[Dataset rows]
▼

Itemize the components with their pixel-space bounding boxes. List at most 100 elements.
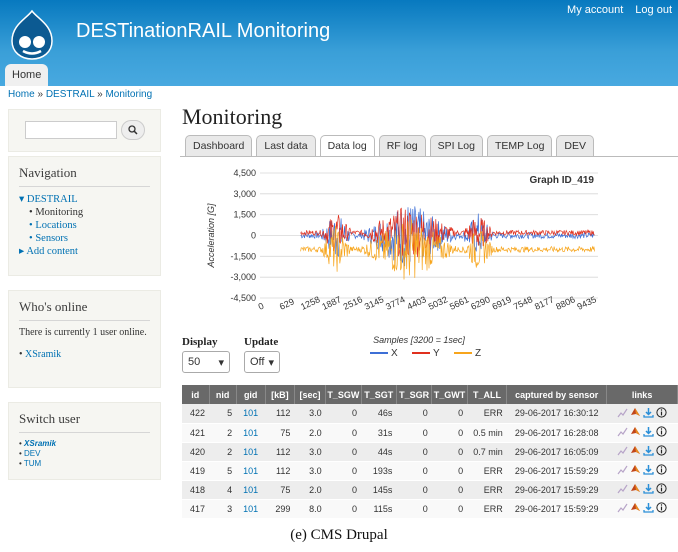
- y-tick-label: -4,500: [230, 293, 256, 303]
- table-cell[interactable]: 101: [236, 404, 266, 424]
- table-row: 421 2 101 75 2.0 0 31s 0 0 0.5 min 29-06-2017 16:2…: [182, 423, 678, 443]
- chart-icon[interactable]: [617, 465, 628, 475]
- y-tick-label: -1,500: [230, 251, 256, 261]
- tab-data-log[interactable]: Data log: [319, 135, 375, 156]
- whos-online-title: Who's online: [19, 299, 150, 321]
- my-account-link[interactable]: My account: [567, 4, 623, 16]
- col-t-sgt[interactable]: T_SGT: [361, 385, 397, 404]
- col-nid[interactable]: nid: [209, 385, 237, 404]
- col-t-sgw[interactable]: T_SGW: [325, 385, 362, 404]
- col-sec[interactable]: [sec]: [294, 385, 327, 404]
- download-icon[interactable]: [643, 464, 654, 475]
- links-cell: [606, 499, 678, 519]
- chart-icon[interactable]: [617, 427, 628, 437]
- download-icon[interactable]: [643, 445, 654, 456]
- x-tick-label: 5661: [448, 294, 470, 312]
- download-icon[interactable]: [643, 407, 654, 418]
- matlab-icon[interactable]: [630, 426, 641, 437]
- info-icon[interactable]: [656, 445, 667, 456]
- matlab-icon[interactable]: [630, 483, 641, 494]
- x-tick-label: 8177: [533, 294, 555, 312]
- matlab-icon[interactable]: [630, 502, 641, 513]
- update-label: Update: [244, 336, 279, 348]
- tab-dev[interactable]: DEV: [556, 135, 595, 156]
- chart-icon[interactable]: [617, 446, 628, 456]
- table-cell[interactable]: 101: [236, 499, 266, 519]
- chart-icon[interactable]: [617, 503, 628, 513]
- x-tick-label: 9435: [576, 294, 598, 312]
- site-name[interactable]: DESTinationRAIL Monitoring: [76, 20, 330, 43]
- switch-user-item[interactable]: • TUM: [19, 459, 150, 469]
- table-cell: 3.0: [294, 461, 326, 481]
- table-cell: 0: [325, 461, 362, 481]
- x-axis-label: Samples [3200 = 1sec]: [373, 335, 465, 345]
- matlab-icon[interactable]: [630, 464, 641, 475]
- table-cell: 193s: [361, 461, 397, 481]
- info-icon[interactable]: [656, 483, 667, 494]
- search-input[interactable]: [25, 121, 117, 139]
- col-kb[interactable]: [kB]: [265, 385, 295, 404]
- breadcrumb-destrail[interactable]: DESTRAIL: [46, 89, 95, 100]
- tab-spi-log[interactable]: SPI Log: [429, 135, 483, 156]
- chart-icon[interactable]: [617, 408, 628, 418]
- display-select[interactable]: 50 ▾: [182, 351, 230, 373]
- online-user-link[interactable]: • XSramik: [19, 349, 150, 360]
- download-icon[interactable]: [643, 502, 654, 513]
- table-cell: ERR: [467, 461, 507, 481]
- table-cell: 112: [265, 442, 295, 462]
- nav-item-add-content[interactable]: ▸ Add content: [19, 245, 150, 258]
- tab-rf-log[interactable]: RF log: [378, 135, 426, 156]
- download-icon[interactable]: [643, 483, 654, 494]
- table-cell: 0: [396, 499, 432, 519]
- tab-last-data[interactable]: Last data: [256, 135, 316, 156]
- nav-item-locations[interactable]: • Locations: [19, 219, 150, 232]
- tabs-divider: [180, 156, 678, 157]
- nav-item-monitoring[interactable]: • Monitoring: [19, 206, 150, 219]
- search-button[interactable]: [121, 120, 145, 140]
- info-icon[interactable]: [656, 426, 667, 437]
- breadcrumb-separator: »: [37, 89, 44, 100]
- info-icon[interactable]: [656, 502, 667, 513]
- links-cell: [606, 423, 678, 443]
- tab-dashboard[interactable]: Dashboard: [185, 135, 253, 156]
- col-id[interactable]: id: [182, 385, 210, 404]
- table-row: 418 4 101 75 2.0 0 145s 0 0 ERR 29-06-2017 15:59:2…: [182, 480, 678, 500]
- table-cell[interactable]: 101: [236, 461, 266, 481]
- table-cell: 2.0: [294, 480, 326, 500]
- switch-user-item[interactable]: • XSramik: [19, 439, 150, 449]
- table-cell: 420: [182, 442, 210, 462]
- table-cell[interactable]: 101: [236, 480, 266, 500]
- table-cell: 421: [182, 423, 210, 443]
- col-captured[interactable]: captured by sensor: [506, 385, 608, 404]
- breadcrumb-monitoring[interactable]: Monitoring: [105, 89, 152, 100]
- nav-item-sensors[interactable]: • Sensors: [19, 232, 150, 245]
- col-links: links: [606, 385, 678, 404]
- chart-icon[interactable]: [617, 484, 628, 494]
- col-t-gwt[interactable]: T_GWT: [431, 385, 468, 404]
- links-cell: [606, 404, 678, 424]
- col-t-sgr[interactable]: T_SGR: [396, 385, 433, 404]
- matlab-icon[interactable]: [630, 445, 641, 456]
- update-select[interactable]: Off ▾: [244, 351, 280, 373]
- table-cell: 0: [325, 423, 362, 443]
- log-out-link[interactable]: Log out: [635, 4, 672, 16]
- breadcrumb-home[interactable]: Home: [8, 89, 35, 100]
- table-cell: ERR: [467, 499, 507, 519]
- table-cell: 145s: [361, 480, 397, 500]
- table-cell: 112: [265, 461, 295, 481]
- table-cell[interactable]: 101: [236, 442, 266, 462]
- col-gid[interactable]: gid: [236, 385, 266, 404]
- info-icon[interactable]: [656, 464, 667, 475]
- matlab-icon[interactable]: [630, 407, 641, 418]
- switch-user-item[interactable]: • DEV: [19, 449, 150, 459]
- drupal-logo-icon[interactable]: [8, 9, 56, 61]
- table-cell[interactable]: 101: [236, 423, 266, 443]
- home-tab[interactable]: Home: [5, 64, 49, 86]
- nav-item-destrail[interactable]: ▾ DESTRAIL: [19, 193, 150, 206]
- download-icon[interactable]: [643, 426, 654, 437]
- table-row: 419 5 101 112 3.0 0 193s 0 0 ERR 29-06-2017 15:59:…: [182, 461, 678, 481]
- tab-temp-log[interactable]: TEMP Log: [487, 135, 553, 156]
- info-icon[interactable]: [656, 407, 667, 418]
- col-t-all[interactable]: T_ALL: [467, 385, 508, 404]
- y-axis-label: Acceleration [G]: [206, 203, 216, 269]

▲

Retype the rows above word for word, leaving out the pictures.

Itemize the components with their pixel-space bounding boxes. List at most 100 elements.
- y-tick-label: -4,500: [230, 293, 256, 303]
- table-cell[interactable]: 101: [236, 404, 266, 424]
- table-row: 421 2 101 75 2.0 0 31s 0 0 0.5 min 29-06-2017 16:2…: [182, 423, 678, 443]
- chart-icon[interactable]: [617, 465, 628, 475]
- y-tick-label: -1,500: [230, 251, 256, 261]
- tab-data-log[interactable]: Data log: [319, 135, 375, 156]
- whos-online-title: Who's online: [19, 299, 150, 321]
- my-account-link[interactable]: My account: [567, 4, 623, 16]
- col-t-sgt[interactable]: T_SGT: [361, 385, 397, 404]
- col-nid[interactable]: nid: [209, 385, 237, 404]
- col-t-sgw[interactable]: T_SGW: [325, 385, 362, 404]
- col-sec[interactable]: [sec]: [294, 385, 327, 404]
- download-icon[interactable]: [643, 464, 654, 475]
- links-cell: [606, 499, 678, 519]
- chart-icon[interactable]: [617, 427, 628, 437]
- download-icon[interactable]: [643, 445, 654, 456]
- x-tick-label: 5661: [448, 294, 470, 312]
- download-icon[interactable]: [643, 407, 654, 418]
- matlab-icon[interactable]: [630, 426, 641, 437]
- info-icon[interactable]: [656, 445, 667, 456]
- matlab-icon[interactable]: [630, 483, 641, 494]
- x-tick-label: 8177: [533, 294, 555, 312]
- matlab-icon[interactable]: [630, 502, 641, 513]
- update-label: Update: [244, 336, 279, 348]
- tab-dev[interactable]: DEV: [556, 135, 595, 156]
- chart-icon[interactable]: [617, 446, 628, 456]
- table-cell[interactable]: 101: [236, 499, 266, 519]
- chart-icon[interactable]: [617, 503, 628, 513]
- x-tick-label: 9435: [576, 294, 598, 312]
- site-name[interactable]: DESTinationRAIL Monitoring: [76, 20, 330, 43]
- switch-user-item[interactable]: • TUM: [19, 459, 150, 469]
- table-cell: 3.0: [294, 461, 326, 481]
- table-cell: 0: [325, 461, 362, 481]
- x-axis-label: Samples [3200 = 1sec]: [373, 335, 465, 345]
- matlab-icon[interactable]: [630, 464, 641, 475]
- table-cell: 193s: [361, 461, 397, 481]
- info-icon[interactable]: [656, 483, 667, 494]
- search-input[interactable]: [25, 121, 117, 139]
- col-kb[interactable]: [kB]: [265, 385, 295, 404]
- breadcrumb-destrail[interactable]: DESTRAIL: [46, 89, 95, 100]
- tab-spi-log[interactable]: SPI Log: [429, 135, 483, 156]
- chart-icon[interactable]: [617, 408, 628, 418]
- display-select[interactable]: 50 ▾: [182, 351, 230, 373]
- online-user-link[interactable]: • XSramik: [19, 349, 150, 360]
- download-icon[interactable]: [643, 502, 654, 513]
- table-cell: ERR: [467, 461, 507, 481]
- table-cell: 112: [265, 442, 295, 462]
- nav-item-add-content[interactable]: ▸ Add content: [19, 245, 150, 258]
- tab-rf-log[interactable]: RF log: [378, 135, 426, 156]
- download-icon[interactable]: [643, 483, 654, 494]
- table-cell: 0: [396, 499, 432, 519]
- tab-last-data[interactable]: Last data: [256, 135, 316, 156]
- nav-item-locations[interactable]: • Locations: [19, 219, 150, 232]
- tabs-divider: [180, 156, 678, 157]
- nav-item-monitoring[interactable]: • Monitoring: [19, 206, 150, 219]
- search-button[interactable]: [121, 120, 145, 140]
- info-icon[interactable]: [656, 426, 667, 437]
- breadcrumb-separator: »: [37, 89, 44, 100]
- info-icon[interactable]: [656, 502, 667, 513]
- links-cell: [606, 423, 678, 443]
- tab-dashboard[interactable]: Dashboard: [185, 135, 253, 156]
- col-id[interactable]: id: [182, 385, 210, 404]
- table-row: 418 4 101 75 2.0 0 145s 0 0 ERR 29-06-2017 15:59:2…: [182, 480, 678, 500]
- table-cell[interactable]: 101: [236, 461, 266, 481]
- table-cell: 2.0: [294, 480, 326, 500]
- switch-user-item[interactable]: • XSramik: [19, 439, 150, 449]
- table-cell: 420: [182, 442, 210, 462]
- table-cell[interactable]: 101: [236, 480, 266, 500]
- table-cell: 421: [182, 423, 210, 443]
- col-captured[interactable]: captured by sensor: [506, 385, 608, 404]
- breadcrumb-monitoring[interactable]: Monitoring: [105, 89, 152, 100]
- nav-item-sensors[interactable]: • Sensors: [19, 232, 150, 245]
- col-links: links: [606, 385, 678, 404]
- chart-icon[interactable]: [617, 484, 628, 494]
- col-t-gwt[interactable]: T_GWT: [431, 385, 468, 404]
- links-cell: [606, 404, 678, 424]
- col-t-sgr[interactable]: T_SGR: [396, 385, 433, 404]
- matlab-icon[interactable]: [630, 445, 641, 456]
- update-select[interactable]: Off ▾: [244, 351, 280, 373]
- table-cell: 0: [325, 423, 362, 443]
- log-out-link[interactable]: Log out: [635, 4, 672, 16]
- breadcrumb-home[interactable]: Home: [8, 89, 35, 100]
- table-cell: ERR: [467, 499, 507, 519]
- table-cell: 145s: [361, 480, 397, 500]
- table-cell: 112: [265, 461, 295, 481]
- table-cell[interactable]: 101: [236, 442, 266, 462]
- col-gid[interactable]: gid: [236, 385, 266, 404]
- info-icon[interactable]: [656, 464, 667, 475]
- matlab-icon[interactable]: [630, 407, 641, 418]
- switch-user-item[interactable]: • DEV: [19, 449, 150, 459]
- drupal-logo-icon[interactable]: [8, 9, 56, 61]
- table-cell[interactable]: 101: [236, 423, 266, 443]
- home-tab[interactable]: Home: [5, 64, 49, 86]
- nav-item-destrail[interactable]: ▾ DESTRAIL: [19, 193, 150, 206]
- download-icon[interactable]: [643, 426, 654, 437]
- table-row: 419 5 101 112 3.0 0 193s 0 0 ERR 29-06-2017 15:59:…: [182, 461, 678, 481]
- tab-temp-log[interactable]: TEMP Log: [487, 135, 553, 156]
- info-icon[interactable]: [656, 407, 667, 418]
- col-t-all[interactable]: T_ALL: [467, 385, 508, 404]
- y-axis-label: Acceleration [G]: [206, 203, 216, 269]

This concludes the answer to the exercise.